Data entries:
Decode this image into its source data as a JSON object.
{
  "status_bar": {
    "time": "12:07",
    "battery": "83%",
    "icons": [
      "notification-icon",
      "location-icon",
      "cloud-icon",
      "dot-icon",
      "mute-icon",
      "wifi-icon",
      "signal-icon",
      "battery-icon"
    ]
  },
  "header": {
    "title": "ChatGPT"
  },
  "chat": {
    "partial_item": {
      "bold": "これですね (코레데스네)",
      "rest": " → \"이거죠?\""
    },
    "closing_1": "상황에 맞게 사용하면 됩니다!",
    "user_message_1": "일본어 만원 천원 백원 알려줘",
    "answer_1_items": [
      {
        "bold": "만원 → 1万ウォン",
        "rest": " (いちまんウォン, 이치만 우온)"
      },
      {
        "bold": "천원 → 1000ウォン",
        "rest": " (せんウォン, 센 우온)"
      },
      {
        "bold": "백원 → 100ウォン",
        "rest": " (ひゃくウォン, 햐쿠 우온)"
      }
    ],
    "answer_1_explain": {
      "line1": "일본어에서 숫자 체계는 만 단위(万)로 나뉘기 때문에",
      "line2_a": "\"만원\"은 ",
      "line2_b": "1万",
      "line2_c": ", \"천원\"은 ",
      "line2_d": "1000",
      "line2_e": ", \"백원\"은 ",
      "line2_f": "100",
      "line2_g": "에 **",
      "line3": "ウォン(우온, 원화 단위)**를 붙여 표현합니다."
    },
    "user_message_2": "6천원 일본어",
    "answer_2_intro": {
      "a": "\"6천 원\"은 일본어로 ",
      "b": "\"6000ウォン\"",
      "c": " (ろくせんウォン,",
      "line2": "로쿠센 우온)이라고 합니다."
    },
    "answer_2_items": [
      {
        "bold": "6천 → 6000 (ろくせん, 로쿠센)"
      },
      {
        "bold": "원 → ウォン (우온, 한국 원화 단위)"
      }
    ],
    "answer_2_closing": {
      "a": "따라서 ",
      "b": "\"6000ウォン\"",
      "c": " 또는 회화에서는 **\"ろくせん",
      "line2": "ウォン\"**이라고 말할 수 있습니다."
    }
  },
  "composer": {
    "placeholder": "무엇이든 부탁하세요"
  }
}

**Instructions to follow:**
Write out every entry word for word.

**Solution to this exercise:**
Decode this image into its source data as a JSON object.
{
  "status_bar": {
    "time": "12:07",
    "battery": "83%",
    "icons": [
      "notification-icon",
      "location-icon",
      "cloud-icon",
      "dot-icon",
      "mute-icon",
      "wifi-icon",
      "signal-icon",
      "battery-icon"
    ]
  },
  "header": {
    "title": "ChatGPT"
  },
  "chat": {
    "partial_item": {
      "bold": "これですね (코레데스네)",
      "rest": " → \"이거죠?\""
    },
    "closing_1": "상황에 맞게 사용하면 됩니다!",
    "user_message_1": "일본어 만원 천원 백원 알려줘",
    "answer_1_items": [
      {
        "bold": "만원 → 1万ウォン",
        "rest": " (いちまんウォン, 이치만 우온)"
      },
      {
        "bold": "천원 → 1000ウォン",
        "rest": " (せんウォン, 센 우온)"
      },
      {
        "bold": "백원 → 100ウォン",
        "rest": " (ひゃくウォン, 햐쿠 우온)"
      }
    ],
    "answer_1_explain": {
      "line1": "일본어에서 숫자 체계는 만 단위(万)로 나뉘기 때문에",
      "line2_a": "\"만원\"은 ",
      "line2_b": "1万",
      "line2_c": ", \"천원\"은 ",
      "line2_d": "1000",
      "line2_e": ", \"백원\"은 ",
      "line2_f": "100",
      "line2_g": "에 **",
      "line3": "ウォン(우온, 원화 단위)**를 붙여 표현합니다."
    },
    "user_message_2": "6천원 일본어",
    "answer_2_intro": {
      "a": "\"6천 원\"은 일본어로 ",
      "b": "\"6000ウォン\"",
      "c": " (ろくせんウォン,",
      "line2": "로쿠센 우온)이라고 합니다."
    },
    "answer_2_items": [
      {
        "bold": "6천 → 6000 (ろくせん, 로쿠센)"
      },
      {
        "bold": "원 → ウォン (우온, 한국 원화 단위)"
      }
    ],
    "answer_2_closing": {
      "a": "따라서 ",
      "b": "\"6000ウォン\"",
      "c": " 또는 회화에서는 **\"ろくせん",
      "line2": "ウォン\"**이라고 말할 수 있습니다."
    }
  },
  "composer": {
    "placeholder": "무엇이든 부탁하세요"
  }
}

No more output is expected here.